* [GIVEN EXERCISE] Below are some records; reproduce every one of them exactly.

Extracts from a graphics dataset:
═══
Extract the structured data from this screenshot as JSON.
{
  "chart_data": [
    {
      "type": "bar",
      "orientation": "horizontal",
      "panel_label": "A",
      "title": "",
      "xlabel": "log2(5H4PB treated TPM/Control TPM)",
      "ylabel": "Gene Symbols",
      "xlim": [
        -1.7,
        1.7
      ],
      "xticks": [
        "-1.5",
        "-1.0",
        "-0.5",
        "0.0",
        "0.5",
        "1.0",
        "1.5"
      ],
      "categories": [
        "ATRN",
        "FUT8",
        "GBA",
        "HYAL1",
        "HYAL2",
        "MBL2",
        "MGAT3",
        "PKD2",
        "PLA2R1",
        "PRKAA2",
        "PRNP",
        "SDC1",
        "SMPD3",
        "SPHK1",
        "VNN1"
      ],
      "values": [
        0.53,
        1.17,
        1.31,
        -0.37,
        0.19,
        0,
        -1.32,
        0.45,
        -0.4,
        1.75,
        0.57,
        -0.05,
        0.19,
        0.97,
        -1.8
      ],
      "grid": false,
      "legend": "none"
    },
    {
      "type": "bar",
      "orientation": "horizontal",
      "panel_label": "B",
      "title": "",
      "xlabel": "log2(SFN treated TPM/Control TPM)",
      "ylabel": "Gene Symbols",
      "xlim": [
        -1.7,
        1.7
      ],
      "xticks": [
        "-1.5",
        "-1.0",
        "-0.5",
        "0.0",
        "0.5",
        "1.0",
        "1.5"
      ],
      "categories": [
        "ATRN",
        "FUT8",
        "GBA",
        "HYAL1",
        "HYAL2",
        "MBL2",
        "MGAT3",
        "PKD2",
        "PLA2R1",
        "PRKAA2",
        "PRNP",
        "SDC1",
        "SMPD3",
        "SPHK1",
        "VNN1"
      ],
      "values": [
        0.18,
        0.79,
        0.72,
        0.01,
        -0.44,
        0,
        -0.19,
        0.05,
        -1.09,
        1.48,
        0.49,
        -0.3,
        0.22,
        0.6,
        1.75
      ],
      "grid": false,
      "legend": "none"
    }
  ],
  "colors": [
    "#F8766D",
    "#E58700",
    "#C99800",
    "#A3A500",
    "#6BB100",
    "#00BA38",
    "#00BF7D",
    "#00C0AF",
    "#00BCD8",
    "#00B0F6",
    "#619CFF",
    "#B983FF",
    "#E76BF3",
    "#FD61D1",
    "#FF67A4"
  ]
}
═══
* [WRITTEN SOLUTION]
Extract the structured data from this screenshot as JSON.
{
  "chart_data": [
    {
      "type": "bar",
      "orientation": "horizontal",
      "panel_label": "A",
      "title": "",
      "xlabel": "log2(5H4PB treated TPM/Control TPM)",
      "ylabel": "Gene Symbols",
      "xlim": [
        -1.7,
        1.7
      ],
      "xticks": [
        "-1.5",
        "-1.0",
        "-0.5",
        "0.0",
        "0.5",
        "1.0",
        "1.5"
      ],
      "categories": [
        "ATRN",
        "FUT8",
        "GBA",
        "HYAL1",
        "HYAL2",
        "MBL2",
        "MGAT3",
        "PKD2",
        "PLA2R1",
        "PRKAA2",
        "PRNP",
        "SDC1",
        "SMPD3",
        "SPHK1",
        "VNN1"
      ],
      "values": [
        0.53,
        1.17,
        1.31,
        -0.37,
        0.19,
        0,
        -1.32,
        0.45,
        -0.4,
        1.75,
        0.57,
        -0.05,
        0.19,
        0.97,
        -1.8
      ],
      "grid": false,
      "legend": "none"
    },
    {
      "type": "bar",
      "orientation": "horizontal",
      "panel_label": "B",
      "title": "",
      "xlabel": "log2(SFN treated TPM/Control TPM)",
      "ylabel": "Gene Symbols",
      "xlim": [
        -1.7,
        1.7
      ],
      "xticks": [
        "-1.5",
        "-1.0",
        "-0.5",
        "0.0",
        "0.5",
        "1.0",
        "1.5"
      ],
      "categories": [
        "ATRN",
        "FUT8",
        "GBA",
        "HYAL1",
        "HYAL2",
        "MBL2",
        "MGAT3",
        "PKD2",
        "PLA2R1",
        "PRKAA2",
        "PRNP",
        "SDC1",
        "SMPD3",
        "SPHK1",
        "VNN1"
      ],
      "values": [
        0.18,
        0.79,
        0.72,
        0.01,
        -0.44,
        0,
        -0.19,
        0.05,
        -1.09,
        1.48,
        0.49,
        -0.3,
        0.22,
        0.6,
        1.75
      ],
      "grid": false,
      "legend": "none"
    }
  ],
  "colors": [
    "#F8766D",
    "#E58700",
    "#C99800",
    "#A3A500",
    "#6BB100",
    "#00BA38",
    "#00BF7D",
    "#00C0AF",
    "#00BCD8",
    "#00B0F6",
    "#619CFF",
    "#B983FF",
    "#E76BF3",
    "#FD61D1",
    "#FF67A4"
  ]
}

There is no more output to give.